◆ Task
Output only the span of lines that begins at the line containing "Enumerate this screenshot's" and ends at the last line of the data, both included, exactly as they appear.

◆ Task data
>> Start
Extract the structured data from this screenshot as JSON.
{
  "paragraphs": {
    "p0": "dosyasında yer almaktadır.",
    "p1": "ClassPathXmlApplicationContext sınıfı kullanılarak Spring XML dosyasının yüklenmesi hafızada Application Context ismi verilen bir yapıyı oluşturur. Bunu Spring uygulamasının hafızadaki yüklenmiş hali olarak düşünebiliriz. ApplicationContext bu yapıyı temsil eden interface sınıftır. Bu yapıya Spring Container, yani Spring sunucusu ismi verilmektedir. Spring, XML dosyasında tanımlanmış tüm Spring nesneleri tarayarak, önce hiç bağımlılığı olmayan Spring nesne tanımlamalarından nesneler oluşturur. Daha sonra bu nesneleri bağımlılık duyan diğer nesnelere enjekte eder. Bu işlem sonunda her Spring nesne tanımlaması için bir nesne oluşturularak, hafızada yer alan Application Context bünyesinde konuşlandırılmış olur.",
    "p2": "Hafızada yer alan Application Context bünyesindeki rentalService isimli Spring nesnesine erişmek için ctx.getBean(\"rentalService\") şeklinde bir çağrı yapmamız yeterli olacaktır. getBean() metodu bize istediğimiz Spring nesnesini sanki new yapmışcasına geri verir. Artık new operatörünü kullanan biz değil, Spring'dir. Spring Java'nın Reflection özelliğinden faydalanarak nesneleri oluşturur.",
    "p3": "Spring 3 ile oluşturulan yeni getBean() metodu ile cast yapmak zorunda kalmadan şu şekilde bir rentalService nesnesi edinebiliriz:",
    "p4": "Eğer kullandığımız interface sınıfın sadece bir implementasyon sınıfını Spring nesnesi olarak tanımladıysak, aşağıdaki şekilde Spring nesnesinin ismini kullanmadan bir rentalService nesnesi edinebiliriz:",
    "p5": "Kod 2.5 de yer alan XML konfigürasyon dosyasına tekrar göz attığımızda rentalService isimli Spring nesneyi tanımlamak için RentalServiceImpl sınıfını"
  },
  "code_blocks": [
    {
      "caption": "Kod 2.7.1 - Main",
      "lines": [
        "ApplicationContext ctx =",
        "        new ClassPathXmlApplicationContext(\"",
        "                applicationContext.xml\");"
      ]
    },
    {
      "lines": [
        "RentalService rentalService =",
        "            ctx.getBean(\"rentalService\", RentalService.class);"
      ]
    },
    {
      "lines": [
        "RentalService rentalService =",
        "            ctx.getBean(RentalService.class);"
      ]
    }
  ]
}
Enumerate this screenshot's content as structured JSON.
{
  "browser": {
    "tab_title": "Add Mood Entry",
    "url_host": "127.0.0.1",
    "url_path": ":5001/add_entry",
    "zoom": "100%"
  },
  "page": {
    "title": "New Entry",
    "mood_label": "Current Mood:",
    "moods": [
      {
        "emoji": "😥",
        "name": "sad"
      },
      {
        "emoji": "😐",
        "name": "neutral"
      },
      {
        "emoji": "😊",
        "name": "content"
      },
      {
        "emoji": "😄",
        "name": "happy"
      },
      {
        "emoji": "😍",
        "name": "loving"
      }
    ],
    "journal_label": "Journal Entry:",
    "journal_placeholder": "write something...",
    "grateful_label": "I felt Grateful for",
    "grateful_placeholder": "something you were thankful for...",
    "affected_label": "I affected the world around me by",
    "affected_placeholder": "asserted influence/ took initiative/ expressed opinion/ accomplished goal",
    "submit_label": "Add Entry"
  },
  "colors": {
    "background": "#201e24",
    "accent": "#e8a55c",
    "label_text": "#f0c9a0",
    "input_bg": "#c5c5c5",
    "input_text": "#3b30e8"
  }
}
>> End
◆ Written response
Enumerate this screenshot's content as structured JSON.
{
  "browser": {
    "tab_title": "Add Mood Entry",
    "url_host": "127.0.0.1",
    "url_path": ":5001/add_entry",
    "zoom": "100%"
  },
  "page": {
    "title": "New Entry",
    "mood_label": "Current Mood:",
    "moods": [
      {
        "emoji": "😥",
        "name": "sad"
      },
      {
        "emoji": "😐",
        "name": "neutral"
      },
      {
        "emoji": "😊",
        "name": "content"
      },
      {
        "emoji": "😄",
        "name": "happy"
      },
      {
        "emoji": "😍",
        "name": "loving"
      }
    ],
    "journal_label": "Journal Entry:",
    "journal_placeholder": "write something...",
    "grateful_label": "I felt Grateful for",
    "grateful_placeholder": "something you were thankful for...",
    "affected_label": "I affected the world around me by",
    "affected_placeholder": "asserted influence/ took initiative/ expressed opinion/ accomplished goal",
    "submit_label": "Add Entry"
  },
  "colors": {
    "background": "#201e24",
    "accent": "#e8a55c",
    "label_text": "#f0c9a0",
    "input_bg": "#c5c5c5",
    "input_text": "#3b30e8"
  }
}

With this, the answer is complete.